Go through the listing and set it down exactly, leaving out its pictures.
[BEGIN DATA PROVIDED]
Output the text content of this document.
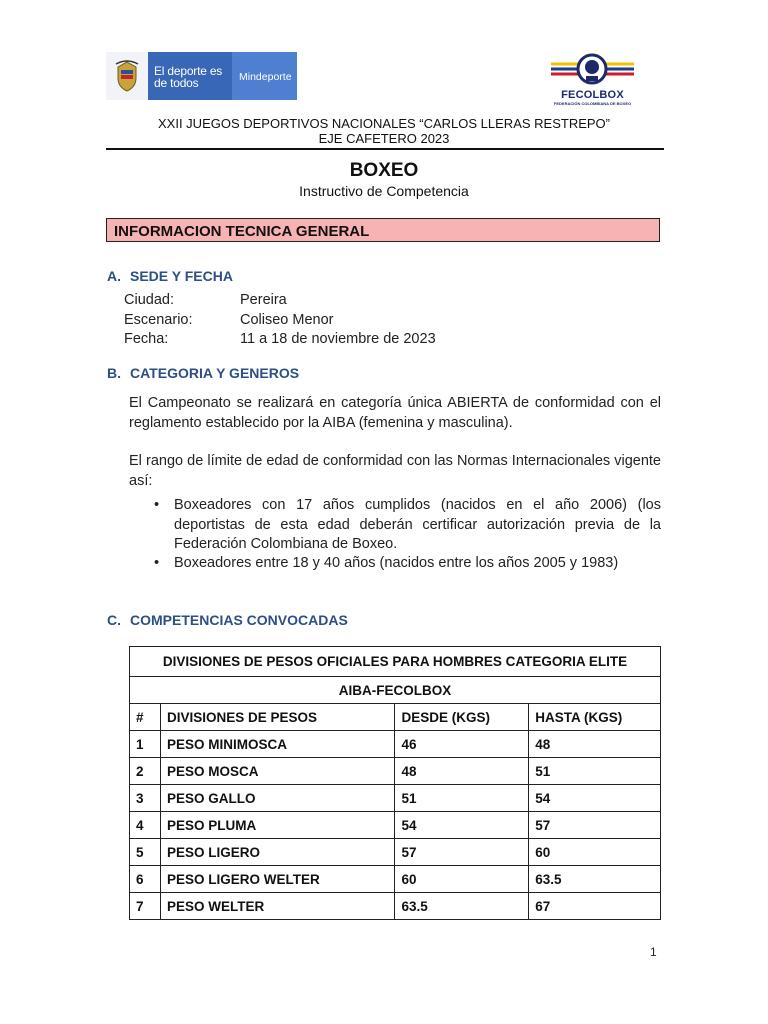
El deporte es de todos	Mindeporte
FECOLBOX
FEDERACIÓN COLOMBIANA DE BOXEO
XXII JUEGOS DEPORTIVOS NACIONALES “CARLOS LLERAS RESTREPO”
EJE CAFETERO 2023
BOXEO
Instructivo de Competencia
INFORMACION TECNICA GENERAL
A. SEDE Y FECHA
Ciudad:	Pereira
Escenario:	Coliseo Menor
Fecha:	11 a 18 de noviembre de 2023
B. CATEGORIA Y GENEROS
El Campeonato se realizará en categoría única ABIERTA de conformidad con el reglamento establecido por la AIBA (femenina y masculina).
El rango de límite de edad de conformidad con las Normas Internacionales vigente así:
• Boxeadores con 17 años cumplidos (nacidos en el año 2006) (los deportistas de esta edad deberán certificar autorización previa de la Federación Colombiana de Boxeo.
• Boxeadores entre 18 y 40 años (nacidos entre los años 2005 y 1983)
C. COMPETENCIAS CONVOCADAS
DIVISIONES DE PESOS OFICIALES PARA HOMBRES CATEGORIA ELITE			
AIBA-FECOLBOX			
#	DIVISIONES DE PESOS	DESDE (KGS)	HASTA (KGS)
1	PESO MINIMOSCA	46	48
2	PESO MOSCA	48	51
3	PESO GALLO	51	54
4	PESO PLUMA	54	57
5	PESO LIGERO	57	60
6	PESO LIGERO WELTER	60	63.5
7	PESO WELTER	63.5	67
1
[END DATA PROVIDED]
**COMPLETED TASK**.
Output the text content of this document.
El deporte es de todos	Mindeporte
FECOLBOX
FEDERACIÓN COLOMBIANA DE BOXEO
XXII JUEGOS DEPORTIVOS NACIONALES “CARLOS LLERAS RESTREPO”
EJE CAFETERO 2023
BOXEO
Instructivo de Competencia
INFORMACION TECNICA GENERAL
A. SEDE Y FECHA
Ciudad:	Pereira
Escenario:	Coliseo Menor
Fecha:	11 a 18 de noviembre de 2023
B. CATEGORIA Y GENEROS
El Campeonato se realizará en categoría única ABIERTA de conformidad con el reglamento establecido por la AIBA (femenina y masculina).
El rango de límite de edad de conformidad con las Normas Internacionales vigente así:
• Boxeadores con 17 años cumplidos (nacidos en el año 2006) (los deportistas de esta edad deberán certificar autorización previa de la Federación Colombiana de Boxeo.
• Boxeadores entre 18 y 40 años (nacidos entre los años 2005 y 1983)
C. COMPETENCIAS CONVOCADAS
DIVISIONES DE PESOS OFICIALES PARA HOMBRES CATEGORIA ELITE			
AIBA-FECOLBOX			
#	DIVISIONES DE PESOS	DESDE (KGS)	HASTA (KGS)
1	PESO MINIMOSCA	46	48
2	PESO MOSCA	48	51
3	PESO GALLO	51	54
4	PESO PLUMA	54	57
5	PESO LIGERO	57	60
6	PESO LIGERO WELTER	60	63.5
7	PESO WELTER	63.5	67
1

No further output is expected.